[Exercise details]: Records follow. Copy every line with "votre".

>>>>>

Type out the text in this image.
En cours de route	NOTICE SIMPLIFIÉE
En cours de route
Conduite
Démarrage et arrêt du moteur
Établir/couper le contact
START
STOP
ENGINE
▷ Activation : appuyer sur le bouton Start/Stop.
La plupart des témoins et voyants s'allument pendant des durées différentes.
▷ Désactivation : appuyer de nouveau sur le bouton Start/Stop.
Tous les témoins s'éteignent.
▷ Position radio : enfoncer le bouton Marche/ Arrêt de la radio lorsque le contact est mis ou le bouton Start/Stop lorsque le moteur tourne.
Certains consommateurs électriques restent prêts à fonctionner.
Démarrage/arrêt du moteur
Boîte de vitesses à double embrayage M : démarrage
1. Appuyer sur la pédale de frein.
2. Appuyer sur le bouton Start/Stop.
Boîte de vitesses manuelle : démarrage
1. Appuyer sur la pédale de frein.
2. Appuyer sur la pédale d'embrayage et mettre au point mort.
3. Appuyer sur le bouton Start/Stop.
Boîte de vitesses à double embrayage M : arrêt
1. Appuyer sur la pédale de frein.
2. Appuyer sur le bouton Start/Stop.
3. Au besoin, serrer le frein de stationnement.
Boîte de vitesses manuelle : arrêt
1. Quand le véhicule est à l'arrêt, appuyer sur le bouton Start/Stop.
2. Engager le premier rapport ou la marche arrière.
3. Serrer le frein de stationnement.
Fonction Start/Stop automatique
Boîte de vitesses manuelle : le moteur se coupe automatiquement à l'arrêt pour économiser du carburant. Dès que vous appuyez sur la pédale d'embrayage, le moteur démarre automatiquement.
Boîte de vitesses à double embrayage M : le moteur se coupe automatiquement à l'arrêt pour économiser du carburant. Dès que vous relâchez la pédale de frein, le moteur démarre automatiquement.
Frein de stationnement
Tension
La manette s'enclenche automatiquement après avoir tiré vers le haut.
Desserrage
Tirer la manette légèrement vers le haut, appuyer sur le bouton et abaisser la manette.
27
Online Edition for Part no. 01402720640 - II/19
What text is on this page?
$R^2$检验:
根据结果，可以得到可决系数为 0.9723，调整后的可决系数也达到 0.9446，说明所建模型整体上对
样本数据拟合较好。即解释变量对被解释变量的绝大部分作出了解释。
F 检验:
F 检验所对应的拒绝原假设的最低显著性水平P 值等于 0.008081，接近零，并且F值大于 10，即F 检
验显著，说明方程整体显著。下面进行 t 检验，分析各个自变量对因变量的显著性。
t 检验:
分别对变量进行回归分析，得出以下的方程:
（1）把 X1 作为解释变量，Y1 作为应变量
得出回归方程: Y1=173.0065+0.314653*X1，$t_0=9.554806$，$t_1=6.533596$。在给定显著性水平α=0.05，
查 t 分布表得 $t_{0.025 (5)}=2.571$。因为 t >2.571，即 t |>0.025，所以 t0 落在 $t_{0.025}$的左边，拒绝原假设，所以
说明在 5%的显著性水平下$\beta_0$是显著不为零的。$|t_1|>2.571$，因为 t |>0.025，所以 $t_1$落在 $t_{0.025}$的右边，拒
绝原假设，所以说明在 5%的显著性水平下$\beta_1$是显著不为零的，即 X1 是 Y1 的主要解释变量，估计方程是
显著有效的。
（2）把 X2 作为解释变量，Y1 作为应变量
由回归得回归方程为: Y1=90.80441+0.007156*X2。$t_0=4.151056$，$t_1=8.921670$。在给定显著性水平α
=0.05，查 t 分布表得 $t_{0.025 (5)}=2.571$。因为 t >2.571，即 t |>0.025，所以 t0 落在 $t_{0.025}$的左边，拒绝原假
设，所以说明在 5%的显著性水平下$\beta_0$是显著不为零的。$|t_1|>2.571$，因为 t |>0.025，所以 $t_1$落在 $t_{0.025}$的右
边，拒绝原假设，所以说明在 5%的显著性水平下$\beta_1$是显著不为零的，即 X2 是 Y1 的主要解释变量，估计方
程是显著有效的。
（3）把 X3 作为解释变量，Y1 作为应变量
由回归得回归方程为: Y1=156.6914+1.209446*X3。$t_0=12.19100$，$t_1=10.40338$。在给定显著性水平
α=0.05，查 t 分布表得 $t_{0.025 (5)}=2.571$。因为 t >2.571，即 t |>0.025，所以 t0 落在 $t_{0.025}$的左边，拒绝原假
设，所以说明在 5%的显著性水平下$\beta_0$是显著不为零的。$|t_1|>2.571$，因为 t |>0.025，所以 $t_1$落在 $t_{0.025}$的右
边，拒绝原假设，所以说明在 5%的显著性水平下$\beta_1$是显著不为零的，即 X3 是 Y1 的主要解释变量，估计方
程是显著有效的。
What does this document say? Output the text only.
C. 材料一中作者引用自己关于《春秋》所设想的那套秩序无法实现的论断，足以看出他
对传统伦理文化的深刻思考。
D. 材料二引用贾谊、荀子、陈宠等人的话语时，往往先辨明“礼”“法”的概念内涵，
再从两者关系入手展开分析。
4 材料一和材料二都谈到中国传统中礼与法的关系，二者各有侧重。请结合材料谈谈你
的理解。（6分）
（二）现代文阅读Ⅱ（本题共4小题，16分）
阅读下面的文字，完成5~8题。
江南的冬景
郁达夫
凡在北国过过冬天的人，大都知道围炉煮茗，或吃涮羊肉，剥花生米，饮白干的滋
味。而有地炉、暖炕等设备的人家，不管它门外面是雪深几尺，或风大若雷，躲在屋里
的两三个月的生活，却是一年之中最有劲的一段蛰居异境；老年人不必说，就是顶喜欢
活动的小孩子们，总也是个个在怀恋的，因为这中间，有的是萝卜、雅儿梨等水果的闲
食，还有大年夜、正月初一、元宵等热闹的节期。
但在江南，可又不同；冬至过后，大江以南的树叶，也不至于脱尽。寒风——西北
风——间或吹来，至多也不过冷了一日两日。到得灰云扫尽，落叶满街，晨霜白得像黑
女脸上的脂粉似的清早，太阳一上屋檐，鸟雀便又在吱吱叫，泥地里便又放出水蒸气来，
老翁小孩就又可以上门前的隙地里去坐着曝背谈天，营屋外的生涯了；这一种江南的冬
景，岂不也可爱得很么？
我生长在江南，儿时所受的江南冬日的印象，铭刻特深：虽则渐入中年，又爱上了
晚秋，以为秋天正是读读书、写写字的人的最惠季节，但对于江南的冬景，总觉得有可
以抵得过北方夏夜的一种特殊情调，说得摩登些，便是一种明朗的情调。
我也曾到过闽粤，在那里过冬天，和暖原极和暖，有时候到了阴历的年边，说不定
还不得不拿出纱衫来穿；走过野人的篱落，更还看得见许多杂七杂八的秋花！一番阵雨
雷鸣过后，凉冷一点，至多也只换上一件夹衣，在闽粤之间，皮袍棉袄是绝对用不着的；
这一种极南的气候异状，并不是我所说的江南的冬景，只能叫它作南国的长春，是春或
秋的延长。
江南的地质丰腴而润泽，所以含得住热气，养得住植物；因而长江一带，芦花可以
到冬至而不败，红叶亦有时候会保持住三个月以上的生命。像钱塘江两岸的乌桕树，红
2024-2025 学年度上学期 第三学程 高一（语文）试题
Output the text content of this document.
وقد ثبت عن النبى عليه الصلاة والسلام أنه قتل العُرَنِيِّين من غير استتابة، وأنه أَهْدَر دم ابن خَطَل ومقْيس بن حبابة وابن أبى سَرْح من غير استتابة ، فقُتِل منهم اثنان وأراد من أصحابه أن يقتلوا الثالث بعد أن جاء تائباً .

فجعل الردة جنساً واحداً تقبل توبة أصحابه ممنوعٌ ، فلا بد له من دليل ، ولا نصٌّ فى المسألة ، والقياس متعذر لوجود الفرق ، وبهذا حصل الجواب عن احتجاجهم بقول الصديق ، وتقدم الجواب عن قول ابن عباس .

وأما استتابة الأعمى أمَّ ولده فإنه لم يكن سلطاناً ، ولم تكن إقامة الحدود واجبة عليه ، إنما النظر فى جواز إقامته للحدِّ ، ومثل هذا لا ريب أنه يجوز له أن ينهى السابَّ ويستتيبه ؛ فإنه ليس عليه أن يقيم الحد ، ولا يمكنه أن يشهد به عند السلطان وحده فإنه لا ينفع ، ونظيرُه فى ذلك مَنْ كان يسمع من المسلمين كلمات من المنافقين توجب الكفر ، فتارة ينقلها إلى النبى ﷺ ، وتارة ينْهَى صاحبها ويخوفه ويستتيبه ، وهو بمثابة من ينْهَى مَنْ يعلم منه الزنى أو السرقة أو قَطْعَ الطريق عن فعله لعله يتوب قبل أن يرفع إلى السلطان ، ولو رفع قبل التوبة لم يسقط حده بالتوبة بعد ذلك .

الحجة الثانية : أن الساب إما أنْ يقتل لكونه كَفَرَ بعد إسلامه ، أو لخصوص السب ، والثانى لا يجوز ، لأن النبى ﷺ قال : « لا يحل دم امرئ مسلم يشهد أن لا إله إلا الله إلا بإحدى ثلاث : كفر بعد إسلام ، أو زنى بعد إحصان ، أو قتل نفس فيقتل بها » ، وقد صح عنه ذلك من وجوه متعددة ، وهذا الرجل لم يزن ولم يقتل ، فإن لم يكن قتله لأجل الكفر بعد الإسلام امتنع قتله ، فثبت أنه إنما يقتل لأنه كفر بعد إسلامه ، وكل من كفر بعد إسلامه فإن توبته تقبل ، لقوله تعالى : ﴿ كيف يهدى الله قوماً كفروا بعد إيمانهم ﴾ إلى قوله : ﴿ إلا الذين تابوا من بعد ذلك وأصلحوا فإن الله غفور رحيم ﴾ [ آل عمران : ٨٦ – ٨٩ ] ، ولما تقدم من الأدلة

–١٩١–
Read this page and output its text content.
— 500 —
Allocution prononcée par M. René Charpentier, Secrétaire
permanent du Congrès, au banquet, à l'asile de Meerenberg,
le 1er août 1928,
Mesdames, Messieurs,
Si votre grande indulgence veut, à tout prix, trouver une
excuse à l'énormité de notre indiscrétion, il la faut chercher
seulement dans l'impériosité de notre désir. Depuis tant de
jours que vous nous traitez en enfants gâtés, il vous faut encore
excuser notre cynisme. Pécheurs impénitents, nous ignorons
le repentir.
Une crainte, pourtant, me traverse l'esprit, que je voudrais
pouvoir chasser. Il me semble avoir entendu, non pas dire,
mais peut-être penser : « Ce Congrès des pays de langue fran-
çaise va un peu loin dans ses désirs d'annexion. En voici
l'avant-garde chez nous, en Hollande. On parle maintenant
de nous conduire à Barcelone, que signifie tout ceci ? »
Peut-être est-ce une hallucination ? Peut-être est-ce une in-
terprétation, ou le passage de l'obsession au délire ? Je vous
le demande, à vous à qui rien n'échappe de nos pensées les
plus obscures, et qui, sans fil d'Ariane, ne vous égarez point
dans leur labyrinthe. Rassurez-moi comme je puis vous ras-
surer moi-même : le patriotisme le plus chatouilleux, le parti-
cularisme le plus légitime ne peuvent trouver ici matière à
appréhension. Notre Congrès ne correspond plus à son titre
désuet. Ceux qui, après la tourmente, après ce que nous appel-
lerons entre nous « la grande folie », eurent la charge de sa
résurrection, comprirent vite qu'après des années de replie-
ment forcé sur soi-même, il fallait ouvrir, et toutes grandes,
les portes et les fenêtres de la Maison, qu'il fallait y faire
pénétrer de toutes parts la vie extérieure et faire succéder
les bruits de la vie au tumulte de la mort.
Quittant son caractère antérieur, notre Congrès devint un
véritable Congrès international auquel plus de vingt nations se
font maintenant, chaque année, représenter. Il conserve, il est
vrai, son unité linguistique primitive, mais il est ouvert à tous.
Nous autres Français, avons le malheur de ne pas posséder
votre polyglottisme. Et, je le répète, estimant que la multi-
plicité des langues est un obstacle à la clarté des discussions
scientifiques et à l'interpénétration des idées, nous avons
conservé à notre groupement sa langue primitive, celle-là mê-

<<<<<

[The result]:
Si votre grande indulgence veut, à tout prix, trouver une
votre polyglottisme. Et, je le répète, estimant que la multi-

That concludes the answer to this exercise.